Each entry below is to be extracted exactly.

▶ [Dataset records]:
#####
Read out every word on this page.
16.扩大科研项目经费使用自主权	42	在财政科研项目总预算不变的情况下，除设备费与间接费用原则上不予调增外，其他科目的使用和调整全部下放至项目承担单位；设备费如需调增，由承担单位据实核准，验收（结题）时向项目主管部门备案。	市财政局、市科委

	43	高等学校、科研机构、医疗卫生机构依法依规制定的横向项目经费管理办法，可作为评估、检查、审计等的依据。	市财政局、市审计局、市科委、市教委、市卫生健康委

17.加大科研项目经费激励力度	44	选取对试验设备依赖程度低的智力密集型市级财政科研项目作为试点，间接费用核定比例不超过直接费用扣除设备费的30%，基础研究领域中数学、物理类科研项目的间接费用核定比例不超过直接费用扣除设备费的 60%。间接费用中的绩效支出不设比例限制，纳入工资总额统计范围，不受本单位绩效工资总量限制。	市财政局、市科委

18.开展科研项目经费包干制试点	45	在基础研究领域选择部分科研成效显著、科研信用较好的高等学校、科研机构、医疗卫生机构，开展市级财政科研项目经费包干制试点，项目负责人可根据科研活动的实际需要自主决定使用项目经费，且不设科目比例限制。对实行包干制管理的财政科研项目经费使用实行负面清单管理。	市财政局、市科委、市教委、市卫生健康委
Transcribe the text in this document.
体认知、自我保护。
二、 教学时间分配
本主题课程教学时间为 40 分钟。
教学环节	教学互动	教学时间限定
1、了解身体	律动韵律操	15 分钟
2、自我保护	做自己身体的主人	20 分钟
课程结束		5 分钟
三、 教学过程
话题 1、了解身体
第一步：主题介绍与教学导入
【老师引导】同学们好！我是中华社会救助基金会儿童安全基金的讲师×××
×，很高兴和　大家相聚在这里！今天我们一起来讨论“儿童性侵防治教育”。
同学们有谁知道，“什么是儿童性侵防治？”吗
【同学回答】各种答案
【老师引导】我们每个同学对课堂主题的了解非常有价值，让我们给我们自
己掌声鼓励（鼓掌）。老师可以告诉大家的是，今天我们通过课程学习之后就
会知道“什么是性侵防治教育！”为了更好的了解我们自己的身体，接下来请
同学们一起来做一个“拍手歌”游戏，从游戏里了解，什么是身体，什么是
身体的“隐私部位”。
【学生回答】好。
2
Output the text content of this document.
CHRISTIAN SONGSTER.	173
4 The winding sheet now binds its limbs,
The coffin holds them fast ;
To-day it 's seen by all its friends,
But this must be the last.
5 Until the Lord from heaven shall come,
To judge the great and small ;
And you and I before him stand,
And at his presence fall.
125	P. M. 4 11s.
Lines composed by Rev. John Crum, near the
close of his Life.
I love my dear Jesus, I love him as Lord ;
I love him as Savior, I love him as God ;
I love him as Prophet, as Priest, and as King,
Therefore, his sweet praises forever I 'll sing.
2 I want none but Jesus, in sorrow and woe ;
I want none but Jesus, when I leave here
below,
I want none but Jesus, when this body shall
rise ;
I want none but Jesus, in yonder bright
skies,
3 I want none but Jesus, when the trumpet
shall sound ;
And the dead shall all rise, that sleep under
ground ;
#####
▶ [Exercise solution]:
Read out every word on this page.
16.扩大科研项目经费使用自主权	42	在财政科研项目总预算不变的情况下，除设备费与间接费用原则上不予调增外，其他科目的使用和调整全部下放至项目承担单位；设备费如需调增，由承担单位据实核准，验收（结题）时向项目主管部门备案。	市财政局、市科委

	43	高等学校、科研机构、医疗卫生机构依法依规制定的横向项目经费管理办法，可作为评估、检查、审计等的依据。	市财政局、市审计局、市科委、市教委、市卫生健康委

17.加大科研项目经费激励力度	44	选取对试验设备依赖程度低的智力密集型市级财政科研项目作为试点，间接费用核定比例不超过直接费用扣除设备费的30%，基础研究领域中数学、物理类科研项目的间接费用核定比例不超过直接费用扣除设备费的 60%。间接费用中的绩效支出不设比例限制，纳入工资总额统计范围，不受本单位绩效工资总量限制。	市财政局、市科委

18.开展科研项目经费包干制试点	45	在基础研究领域选择部分科研成效显著、科研信用较好的高等学校、科研机构、医疗卫生机构，开展市级财政科研项目经费包干制试点，项目负责人可根据科研活动的实际需要自主决定使用项目经费，且不设科目比例限制。对实行包干制管理的财政科研项目经费使用实行负面清单管理。	市财政局、市科委、市教委、市卫生健康委
Transcribe the text in this document.
体认知、自我保护。
二、 教学时间分配
本主题课程教学时间为 40 分钟。
教学环节	教学互动	教学时间限定
1、了解身体	律动韵律操	15 分钟
2、自我保护	做自己身体的主人	20 分钟
课程结束		5 分钟
三、 教学过程
话题 1、了解身体
第一步：主题介绍与教学导入
【老师引导】同学们好！我是中华社会救助基金会儿童安全基金的讲师×××
×，很高兴和　大家相聚在这里！今天我们一起来讨论“儿童性侵防治教育”。
同学们有谁知道，“什么是儿童性侵防治？”吗
【同学回答】各种答案
【老师引导】我们每个同学对课堂主题的了解非常有价值，让我们给我们自
己掌声鼓励（鼓掌）。老师可以告诉大家的是，今天我们通过课程学习之后就
会知道“什么是性侵防治教育！”为了更好的了解我们自己的身体，接下来请
同学们一起来做一个“拍手歌”游戏，从游戏里了解，什么是身体，什么是
身体的“隐私部位”。
【学生回答】好。
2
Output the text content of this document.
CHRISTIAN SONGSTER.	173
4 The winding sheet now binds its limbs,
The coffin holds them fast ;
To-day it 's seen by all its friends,
But this must be the last.
5 Until the Lord from heaven shall come,
To judge the great and small ;
And you and I before him stand,
And at his presence fall.
125	P. M. 4 11s.
Lines composed by Rev. John Crum, near the
close of his Life.
I love my dear Jesus, I love him as Lord ;
I love him as Savior, I love him as God ;
I love him as Prophet, as Priest, and as King,
Therefore, his sweet praises forever I 'll sing.
2 I want none but Jesus, in sorrow and woe ;
I want none but Jesus, when I leave here
below,
I want none but Jesus, when this body shall
rise ;
I want none but Jesus, in yonder bright
skies,
3 I want none but Jesus, when the trumpet
shall sound ;
And the dead shall all rise, that sleep under
ground ;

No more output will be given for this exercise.